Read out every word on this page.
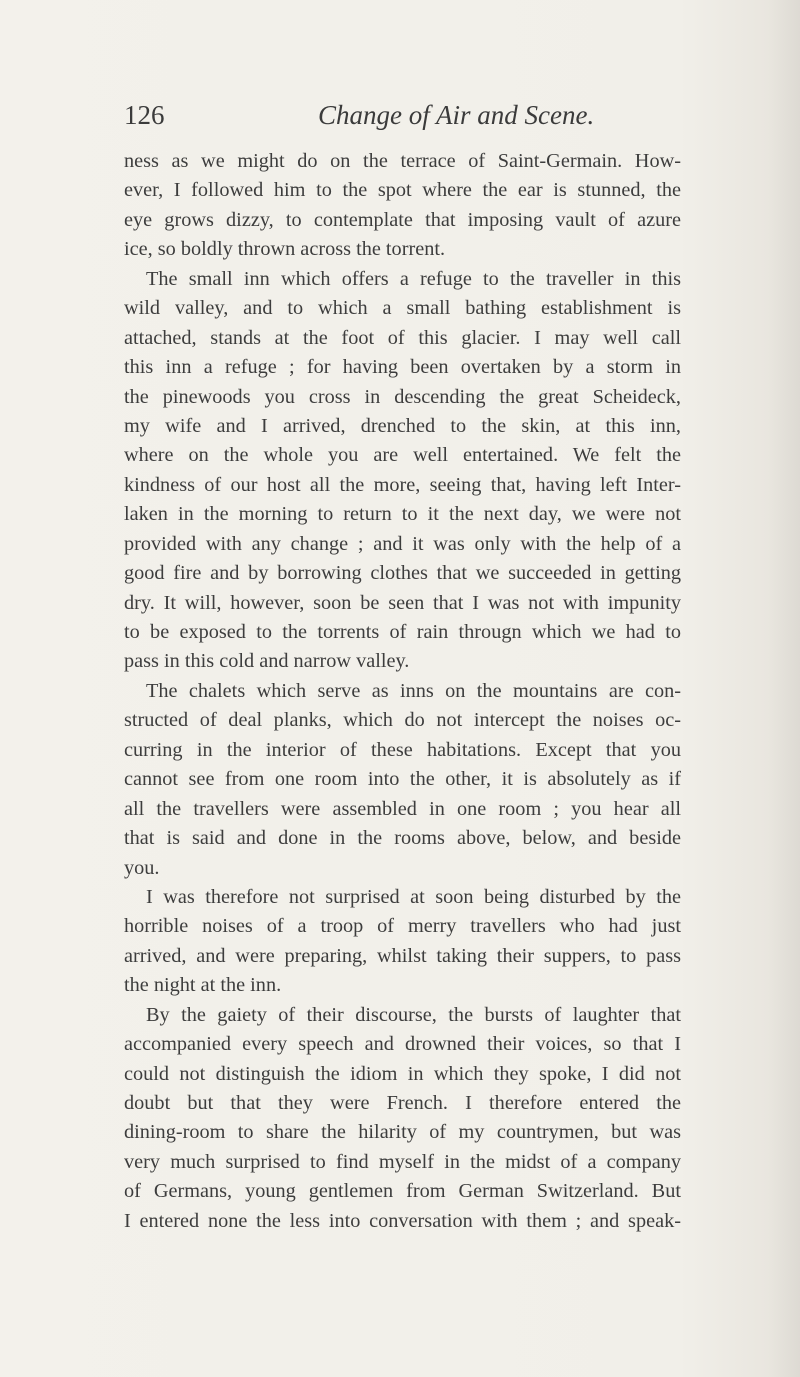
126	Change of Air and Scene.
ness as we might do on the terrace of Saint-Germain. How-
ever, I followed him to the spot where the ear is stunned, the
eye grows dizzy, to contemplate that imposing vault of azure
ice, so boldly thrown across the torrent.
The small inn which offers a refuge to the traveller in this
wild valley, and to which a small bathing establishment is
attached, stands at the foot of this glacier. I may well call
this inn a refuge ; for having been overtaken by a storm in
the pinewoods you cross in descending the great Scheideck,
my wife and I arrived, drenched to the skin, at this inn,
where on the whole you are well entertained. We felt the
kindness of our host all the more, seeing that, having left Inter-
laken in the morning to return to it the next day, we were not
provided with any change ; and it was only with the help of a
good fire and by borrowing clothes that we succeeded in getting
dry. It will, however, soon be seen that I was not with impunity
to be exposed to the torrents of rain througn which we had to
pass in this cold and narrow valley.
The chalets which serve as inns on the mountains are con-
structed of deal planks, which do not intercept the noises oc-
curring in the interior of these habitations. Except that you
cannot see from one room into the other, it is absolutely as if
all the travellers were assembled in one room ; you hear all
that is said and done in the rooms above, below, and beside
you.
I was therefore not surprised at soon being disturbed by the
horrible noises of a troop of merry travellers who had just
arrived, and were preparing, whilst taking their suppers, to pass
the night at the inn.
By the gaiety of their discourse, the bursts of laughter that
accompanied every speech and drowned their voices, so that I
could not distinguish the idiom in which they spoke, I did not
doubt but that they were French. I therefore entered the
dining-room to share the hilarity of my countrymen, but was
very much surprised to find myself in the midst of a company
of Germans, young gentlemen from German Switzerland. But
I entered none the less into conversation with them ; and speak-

========

▶ TASK BRIEF
Find each line holding "with". Copy it out.

▶ ANSWER FOR THE TASK
provided with any change ; and it was only with the help of a
dry. It will, however, soon be seen that I was not with impunity
I entered none the less into conversation with them ; and speak-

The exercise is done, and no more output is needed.